> [EXERCISE TASK] Write out the whole listing again, exactly.

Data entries
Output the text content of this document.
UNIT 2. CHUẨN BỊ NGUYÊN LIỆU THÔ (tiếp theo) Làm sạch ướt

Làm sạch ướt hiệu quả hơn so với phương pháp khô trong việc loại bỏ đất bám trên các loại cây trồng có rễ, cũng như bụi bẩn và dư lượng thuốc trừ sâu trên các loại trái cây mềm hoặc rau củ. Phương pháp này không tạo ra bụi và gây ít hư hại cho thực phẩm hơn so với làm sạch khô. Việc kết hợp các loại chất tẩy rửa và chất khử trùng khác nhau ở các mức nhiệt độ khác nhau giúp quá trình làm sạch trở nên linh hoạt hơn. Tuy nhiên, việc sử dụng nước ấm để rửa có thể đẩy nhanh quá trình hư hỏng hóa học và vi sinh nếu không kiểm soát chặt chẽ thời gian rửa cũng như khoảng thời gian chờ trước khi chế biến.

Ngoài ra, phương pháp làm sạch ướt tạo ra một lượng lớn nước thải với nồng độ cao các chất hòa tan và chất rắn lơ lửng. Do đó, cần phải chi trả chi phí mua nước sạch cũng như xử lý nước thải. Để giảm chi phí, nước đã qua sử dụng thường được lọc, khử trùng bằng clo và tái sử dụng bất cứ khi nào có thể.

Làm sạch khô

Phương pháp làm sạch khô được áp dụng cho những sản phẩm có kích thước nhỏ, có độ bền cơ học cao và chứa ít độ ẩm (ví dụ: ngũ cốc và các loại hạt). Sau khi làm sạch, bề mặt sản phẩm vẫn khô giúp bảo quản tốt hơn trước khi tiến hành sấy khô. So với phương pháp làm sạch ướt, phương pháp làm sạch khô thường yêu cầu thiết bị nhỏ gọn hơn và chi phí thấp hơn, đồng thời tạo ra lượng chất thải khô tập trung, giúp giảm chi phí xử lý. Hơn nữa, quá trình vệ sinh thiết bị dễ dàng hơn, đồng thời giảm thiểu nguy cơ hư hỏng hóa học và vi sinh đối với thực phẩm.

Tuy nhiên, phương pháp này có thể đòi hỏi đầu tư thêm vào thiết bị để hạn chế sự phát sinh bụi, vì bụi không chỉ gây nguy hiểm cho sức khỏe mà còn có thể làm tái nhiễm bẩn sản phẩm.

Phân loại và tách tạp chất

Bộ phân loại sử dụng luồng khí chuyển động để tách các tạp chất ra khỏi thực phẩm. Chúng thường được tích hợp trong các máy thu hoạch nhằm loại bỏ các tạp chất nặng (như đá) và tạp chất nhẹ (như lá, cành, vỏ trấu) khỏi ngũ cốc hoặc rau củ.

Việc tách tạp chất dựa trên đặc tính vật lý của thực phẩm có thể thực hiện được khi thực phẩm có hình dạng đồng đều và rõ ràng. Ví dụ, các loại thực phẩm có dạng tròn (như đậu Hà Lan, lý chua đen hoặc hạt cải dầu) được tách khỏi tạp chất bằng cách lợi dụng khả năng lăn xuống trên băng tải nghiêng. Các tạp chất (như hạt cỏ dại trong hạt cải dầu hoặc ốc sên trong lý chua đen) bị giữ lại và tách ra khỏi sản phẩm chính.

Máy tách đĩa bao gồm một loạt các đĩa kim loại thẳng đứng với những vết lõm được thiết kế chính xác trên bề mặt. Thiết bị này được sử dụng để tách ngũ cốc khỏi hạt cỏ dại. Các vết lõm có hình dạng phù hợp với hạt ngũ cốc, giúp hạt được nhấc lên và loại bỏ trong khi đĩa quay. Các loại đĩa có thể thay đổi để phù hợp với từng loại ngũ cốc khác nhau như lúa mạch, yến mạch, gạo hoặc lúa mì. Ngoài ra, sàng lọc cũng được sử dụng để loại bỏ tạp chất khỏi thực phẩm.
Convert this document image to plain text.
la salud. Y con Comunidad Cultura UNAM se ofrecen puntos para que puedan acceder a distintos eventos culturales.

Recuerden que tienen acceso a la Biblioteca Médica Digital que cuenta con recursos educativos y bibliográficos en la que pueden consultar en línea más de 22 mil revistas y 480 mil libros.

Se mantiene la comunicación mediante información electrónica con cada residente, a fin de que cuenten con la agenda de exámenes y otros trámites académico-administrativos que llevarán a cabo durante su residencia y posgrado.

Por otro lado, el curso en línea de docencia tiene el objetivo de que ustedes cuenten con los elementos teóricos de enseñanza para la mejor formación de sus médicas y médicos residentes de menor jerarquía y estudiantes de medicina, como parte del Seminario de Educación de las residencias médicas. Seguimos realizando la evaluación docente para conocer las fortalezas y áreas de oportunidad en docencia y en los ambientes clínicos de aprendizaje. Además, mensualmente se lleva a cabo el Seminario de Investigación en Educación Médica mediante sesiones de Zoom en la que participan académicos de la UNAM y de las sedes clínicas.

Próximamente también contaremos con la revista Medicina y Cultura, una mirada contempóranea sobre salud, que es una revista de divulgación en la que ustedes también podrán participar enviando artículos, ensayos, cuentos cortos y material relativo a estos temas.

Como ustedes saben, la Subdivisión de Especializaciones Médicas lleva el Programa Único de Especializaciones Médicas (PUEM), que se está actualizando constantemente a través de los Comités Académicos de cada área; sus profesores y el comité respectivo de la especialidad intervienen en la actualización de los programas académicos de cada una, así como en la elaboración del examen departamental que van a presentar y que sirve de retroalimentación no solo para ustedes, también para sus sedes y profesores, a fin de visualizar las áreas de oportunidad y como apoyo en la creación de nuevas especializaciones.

> [COMPLETED EXERCISE]
Output the text content of this document.
UNIT 2. CHUẨN BỊ NGUYÊN LIỆU THÔ (tiếp theo) Làm sạch ướt

Làm sạch ướt hiệu quả hơn so với phương pháp khô trong việc loại bỏ đất bám trên các loại cây trồng có rễ, cũng như bụi bẩn và dư lượng thuốc trừ sâu trên các loại trái cây mềm hoặc rau củ. Phương pháp này không tạo ra bụi và gây ít hư hại cho thực phẩm hơn so với làm sạch khô. Việc kết hợp các loại chất tẩy rửa và chất khử trùng khác nhau ở các mức nhiệt độ khác nhau giúp quá trình làm sạch trở nên linh hoạt hơn. Tuy nhiên, việc sử dụng nước ấm để rửa có thể đẩy nhanh quá trình hư hỏng hóa học và vi sinh nếu không kiểm soát chặt chẽ thời gian rửa cũng như khoảng thời gian chờ trước khi chế biến.

Ngoài ra, phương pháp làm sạch ướt tạo ra một lượng lớn nước thải với nồng độ cao các chất hòa tan và chất rắn lơ lửng. Do đó, cần phải chi trả chi phí mua nước sạch cũng như xử lý nước thải. Để giảm chi phí, nước đã qua sử dụng thường được lọc, khử trùng bằng clo và tái sử dụng bất cứ khi nào có thể.

Làm sạch khô

Phương pháp làm sạch khô được áp dụng cho những sản phẩm có kích thước nhỏ, có độ bền cơ học cao và chứa ít độ ẩm (ví dụ: ngũ cốc và các loại hạt). Sau khi làm sạch, bề mặt sản phẩm vẫn khô giúp bảo quản tốt hơn trước khi tiến hành sấy khô. So với phương pháp làm sạch ướt, phương pháp làm sạch khô thường yêu cầu thiết bị nhỏ gọn hơn và chi phí thấp hơn, đồng thời tạo ra lượng chất thải khô tập trung, giúp giảm chi phí xử lý. Hơn nữa, quá trình vệ sinh thiết bị dễ dàng hơn, đồng thời giảm thiểu nguy cơ hư hỏng hóa học và vi sinh đối với thực phẩm.

Tuy nhiên, phương pháp này có thể đòi hỏi đầu tư thêm vào thiết bị để hạn chế sự phát sinh bụi, vì bụi không chỉ gây nguy hiểm cho sức khỏe mà còn có thể làm tái nhiễm bẩn sản phẩm.

Phân loại và tách tạp chất

Bộ phân loại sử dụng luồng khí chuyển động để tách các tạp chất ra khỏi thực phẩm. Chúng thường được tích hợp trong các máy thu hoạch nhằm loại bỏ các tạp chất nặng (như đá) và tạp chất nhẹ (như lá, cành, vỏ trấu) khỏi ngũ cốc hoặc rau củ.

Việc tách tạp chất dựa trên đặc tính vật lý của thực phẩm có thể thực hiện được khi thực phẩm có hình dạng đồng đều và rõ ràng. Ví dụ, các loại thực phẩm có dạng tròn (như đậu Hà Lan, lý chua đen hoặc hạt cải dầu) được tách khỏi tạp chất bằng cách lợi dụng khả năng lăn xuống trên băng tải nghiêng. Các tạp chất (như hạt cỏ dại trong hạt cải dầu hoặc ốc sên trong lý chua đen) bị giữ lại và tách ra khỏi sản phẩm chính.

Máy tách đĩa bao gồm một loạt các đĩa kim loại thẳng đứng với những vết lõm được thiết kế chính xác trên bề mặt. Thiết bị này được sử dụng để tách ngũ cốc khỏi hạt cỏ dại. Các vết lõm có hình dạng phù hợp với hạt ngũ cốc, giúp hạt được nhấc lên và loại bỏ trong khi đĩa quay. Các loại đĩa có thể thay đổi để phù hợp với từng loại ngũ cốc khác nhau như lúa mạch, yến mạch, gạo hoặc lúa mì. Ngoài ra, sàng lọc cũng được sử dụng để loại bỏ tạp chất khỏi thực phẩm.
Convert this document image to plain text.
la salud. Y con Comunidad Cultura UNAM se ofrecen puntos para que puedan acceder a distintos eventos culturales.

Recuerden que tienen acceso a la Biblioteca Médica Digital que cuenta con recursos educativos y bibliográficos en la que pueden consultar en línea más de 22 mil revistas y 480 mil libros.

Se mantiene la comunicación mediante información electrónica con cada residente, a fin de que cuenten con la agenda de exámenes y otros trámites académico-administrativos que llevarán a cabo durante su residencia y posgrado.

Por otro lado, el curso en línea de docencia tiene el objetivo de que ustedes cuenten con los elementos teóricos de enseñanza para la mejor formación de sus médicas y médicos residentes de menor jerarquía y estudiantes de medicina, como parte del Seminario de Educación de las residencias médicas. Seguimos realizando la evaluación docente para conocer las fortalezas y áreas de oportunidad en docencia y en los ambientes clínicos de aprendizaje. Además, mensualmente se lleva a cabo el Seminario de Investigación en Educación Médica mediante sesiones de Zoom en la que participan académicos de la UNAM y de las sedes clínicas.

Próximamente también contaremos con la revista Medicina y Cultura, una mirada contempóranea sobre salud, que es una revista de divulgación en la que ustedes también podrán participar enviando artículos, ensayos, cuentos cortos y material relativo a estos temas.

Como ustedes saben, la Subdivisión de Especializaciones Médicas lleva el Programa Único de Especializaciones Médicas (PUEM), que se está actualizando constantemente a través de los Comités Académicos de cada área; sus profesores y el comité respectivo de la especialidad intervienen en la actualización de los programas académicos de cada una, así como en la elaboración del examen departamental que van a presentar y que sirve de retroalimentación no solo para ustedes, también para sus sedes y profesores, a fin de visualizar las áreas de oportunidad y como apoyo en la creación de nuevas especializaciones.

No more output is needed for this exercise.